Stored records:
----------------

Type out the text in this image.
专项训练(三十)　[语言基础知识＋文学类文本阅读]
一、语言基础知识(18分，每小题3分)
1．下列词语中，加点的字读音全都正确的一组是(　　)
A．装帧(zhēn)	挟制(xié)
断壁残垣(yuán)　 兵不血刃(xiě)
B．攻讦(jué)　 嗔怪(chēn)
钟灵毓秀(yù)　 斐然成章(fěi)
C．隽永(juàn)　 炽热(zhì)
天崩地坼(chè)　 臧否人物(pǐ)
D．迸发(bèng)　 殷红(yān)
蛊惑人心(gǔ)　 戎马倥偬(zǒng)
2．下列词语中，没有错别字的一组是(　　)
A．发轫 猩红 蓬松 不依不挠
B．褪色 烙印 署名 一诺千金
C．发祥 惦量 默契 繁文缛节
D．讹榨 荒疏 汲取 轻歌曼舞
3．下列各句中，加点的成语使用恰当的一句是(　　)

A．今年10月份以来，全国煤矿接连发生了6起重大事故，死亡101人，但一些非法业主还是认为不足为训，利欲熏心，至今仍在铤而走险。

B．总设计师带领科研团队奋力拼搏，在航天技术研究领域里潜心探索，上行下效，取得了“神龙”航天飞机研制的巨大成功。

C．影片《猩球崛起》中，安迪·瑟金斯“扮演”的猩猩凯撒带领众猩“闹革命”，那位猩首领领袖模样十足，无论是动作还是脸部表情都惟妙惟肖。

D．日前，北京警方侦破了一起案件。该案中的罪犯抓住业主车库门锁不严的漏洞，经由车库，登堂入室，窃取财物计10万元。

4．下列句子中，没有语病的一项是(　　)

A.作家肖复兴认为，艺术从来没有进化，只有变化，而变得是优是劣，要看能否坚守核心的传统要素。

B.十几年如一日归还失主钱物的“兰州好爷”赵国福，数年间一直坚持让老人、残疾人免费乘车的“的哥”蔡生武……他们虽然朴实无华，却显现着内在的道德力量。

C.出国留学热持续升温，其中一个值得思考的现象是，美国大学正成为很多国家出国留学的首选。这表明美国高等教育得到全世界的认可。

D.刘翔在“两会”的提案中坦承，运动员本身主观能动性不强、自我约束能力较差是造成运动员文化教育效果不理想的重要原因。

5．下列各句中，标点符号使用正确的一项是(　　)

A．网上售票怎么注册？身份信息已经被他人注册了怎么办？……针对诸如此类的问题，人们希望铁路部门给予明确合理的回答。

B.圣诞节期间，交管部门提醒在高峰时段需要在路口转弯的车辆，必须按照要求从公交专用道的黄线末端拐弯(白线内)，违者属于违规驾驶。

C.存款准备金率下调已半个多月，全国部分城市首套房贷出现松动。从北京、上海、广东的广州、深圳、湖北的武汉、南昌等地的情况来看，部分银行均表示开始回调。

----------------

• YOUR GOAL:
Output the records verbatim, from the first line to the last.

• EXERCISE ANSWER:
Type out the text in this image.
专项训练(三十)　[语言基础知识＋文学类文本阅读]
一、语言基础知识(18分，每小题3分)
1．下列词语中，加点的字读音全都正确的一组是(　　)
A．装帧(zhēn)	挟制(xié)
断壁残垣(yuán)　 兵不血刃(xiě)
B．攻讦(jué)　 嗔怪(chēn)
钟灵毓秀(yù)　 斐然成章(fěi)
C．隽永(juàn)　 炽热(zhì)
天崩地坼(chè)　 臧否人物(pǐ)
D．迸发(bèng)　 殷红(yān)
蛊惑人心(gǔ)　 戎马倥偬(zǒng)
2．下列词语中，没有错别字的一组是(　　)
A．发轫 猩红 蓬松 不依不挠
B．褪色 烙印 署名 一诺千金
C．发祥 惦量 默契 繁文缛节
D．讹榨 荒疏 汲取 轻歌曼舞
3．下列各句中，加点的成语使用恰当的一句是(　　)

A．今年10月份以来，全国煤矿接连发生了6起重大事故，死亡101人，但一些非法业主还是认为不足为训，利欲熏心，至今仍在铤而走险。

B．总设计师带领科研团队奋力拼搏，在航天技术研究领域里潜心探索，上行下效，取得了“神龙”航天飞机研制的巨大成功。

C．影片《猩球崛起》中，安迪·瑟金斯“扮演”的猩猩凯撒带领众猩“闹革命”，那位猩首领领袖模样十足，无论是动作还是脸部表情都惟妙惟肖。

D．日前，北京警方侦破了一起案件。该案中的罪犯抓住业主车库门锁不严的漏洞，经由车库，登堂入室，窃取财物计10万元。

4．下列句子中，没有语病的一项是(　　)

A.作家肖复兴认为，艺术从来没有进化，只有变化，而变得是优是劣，要看能否坚守核心的传统要素。

B.十几年如一日归还失主钱物的“兰州好爷”赵国福，数年间一直坚持让老人、残疾人免费乘车的“的哥”蔡生武……他们虽然朴实无华，却显现着内在的道德力量。

C.出国留学热持续升温，其中一个值得思考的现象是，美国大学正成为很多国家出国留学的首选。这表明美国高等教育得到全世界的认可。

D.刘翔在“两会”的提案中坦承，运动员本身主观能动性不强、自我约束能力较差是造成运动员文化教育效果不理想的重要原因。

5．下列各句中，标点符号使用正确的一项是(　　)

A．网上售票怎么注册？身份信息已经被他人注册了怎么办？……针对诸如此类的问题，人们希望铁路部门给予明确合理的回答。

B.圣诞节期间，交管部门提醒在高峰时段需要在路口转弯的车辆，必须按照要求从公交专用道的黄线末端拐弯(白线内)，违者属于违规驾驶。

C.存款准备金率下调已半个多月，全国部分城市首套房贷出现松动。从北京、上海、广东的广州、深圳、湖北的武汉、南昌等地的情况来看，部分银行均表示开始回调。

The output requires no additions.